▸ **Your goal**: Reproduce each of the lines word for word.

(Dataset items)
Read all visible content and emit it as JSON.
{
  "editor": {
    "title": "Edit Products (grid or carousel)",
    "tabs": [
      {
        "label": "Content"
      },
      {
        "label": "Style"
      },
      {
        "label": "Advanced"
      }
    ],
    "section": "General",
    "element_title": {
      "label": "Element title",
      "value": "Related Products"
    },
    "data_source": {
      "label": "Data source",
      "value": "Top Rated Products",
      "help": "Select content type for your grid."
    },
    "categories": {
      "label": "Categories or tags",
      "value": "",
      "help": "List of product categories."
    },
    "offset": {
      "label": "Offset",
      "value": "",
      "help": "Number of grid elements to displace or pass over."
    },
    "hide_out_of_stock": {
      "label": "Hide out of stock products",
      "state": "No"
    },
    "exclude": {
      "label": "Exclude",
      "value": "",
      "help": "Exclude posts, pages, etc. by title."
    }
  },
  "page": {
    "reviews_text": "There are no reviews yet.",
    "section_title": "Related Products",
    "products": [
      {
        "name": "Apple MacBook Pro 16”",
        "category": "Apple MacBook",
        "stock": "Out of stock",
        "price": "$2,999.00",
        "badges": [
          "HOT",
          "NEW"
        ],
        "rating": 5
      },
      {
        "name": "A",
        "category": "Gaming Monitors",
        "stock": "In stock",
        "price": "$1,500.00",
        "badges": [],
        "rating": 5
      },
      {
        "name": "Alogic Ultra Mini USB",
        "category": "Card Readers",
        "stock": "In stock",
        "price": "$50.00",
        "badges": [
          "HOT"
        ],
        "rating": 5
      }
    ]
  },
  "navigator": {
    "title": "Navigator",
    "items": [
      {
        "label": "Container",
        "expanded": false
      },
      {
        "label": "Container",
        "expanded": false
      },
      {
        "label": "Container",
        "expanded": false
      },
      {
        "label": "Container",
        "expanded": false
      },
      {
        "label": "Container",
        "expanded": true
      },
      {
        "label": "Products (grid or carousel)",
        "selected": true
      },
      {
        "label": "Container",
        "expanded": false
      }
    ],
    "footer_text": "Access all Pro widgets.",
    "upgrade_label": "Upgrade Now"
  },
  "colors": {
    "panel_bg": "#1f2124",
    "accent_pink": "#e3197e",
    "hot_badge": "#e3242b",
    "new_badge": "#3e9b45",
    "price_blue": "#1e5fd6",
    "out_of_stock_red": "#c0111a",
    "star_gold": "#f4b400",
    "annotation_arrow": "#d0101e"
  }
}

▸ **Answer to this exercise**:
Read all visible content and emit it as JSON.
{
  "editor": {
    "title": "Edit Products (grid or carousel)",
    "tabs": [
      {
        "label": "Content"
      },
      {
        "label": "Style"
      },
      {
        "label": "Advanced"
      }
    ],
    "section": "General",
    "element_title": {
      "label": "Element title",
      "value": "Related Products"
    },
    "data_source": {
      "label": "Data source",
      "value": "Top Rated Products",
      "help": "Select content type for your grid."
    },
    "categories": {
      "label": "Categories or tags",
      "value": "",
      "help": "List of product categories."
    },
    "offset": {
      "label": "Offset",
      "value": "",
      "help": "Number of grid elements to displace or pass over."
    },
    "hide_out_of_stock": {
      "label": "Hide out of stock products",
      "state": "No"
    },
    "exclude": {
      "label": "Exclude",
      "value": "",
      "help": "Exclude posts, pages, etc. by title."
    }
  },
  "page": {
    "reviews_text": "There are no reviews yet.",
    "section_title": "Related Products",
    "products": [
      {
        "name": "Apple MacBook Pro 16”",
        "category": "Apple MacBook",
        "stock": "Out of stock",
        "price": "$2,999.00",
        "badges": [
          "HOT",
          "NEW"
        ],
        "rating": 5
      },
      {
        "name": "A",
        "category": "Gaming Monitors",
        "stock": "In stock",
        "price": "$1,500.00",
        "badges": [],
        "rating": 5
      },
      {
        "name": "Alogic Ultra Mini USB",
        "category": "Card Readers",
        "stock": "In stock",
        "price": "$50.00",
        "badges": [
          "HOT"
        ],
        "rating": 5
      }
    ]
  },
  "navigator": {
    "title": "Navigator",
    "items": [
      {
        "label": "Container",
        "expanded": false
      },
      {
        "label": "Container",
        "expanded": false
      },
      {
        "label": "Container",
        "expanded": false
      },
      {
        "label": "Container",
        "expanded": false
      },
      {
        "label": "Container",
        "expanded": true
      },
      {
        "label": "Products (grid or carousel)",
        "selected": true
      },
      {
        "label": "Container",
        "expanded": false
      }
    ],
    "footer_text": "Access all Pro widgets.",
    "upgrade_label": "Upgrade Now"
  },
  "colors": {
    "panel_bg": "#1f2124",
    "accent_pink": "#e3197e",
    "hot_badge": "#e3242b",
    "new_badge": "#3e9b45",
    "price_blue": "#1e5fd6",
    "out_of_stock_red": "#c0111a",
    "star_gold": "#f4b400",
    "annotation_arrow": "#d0101e"
  }
}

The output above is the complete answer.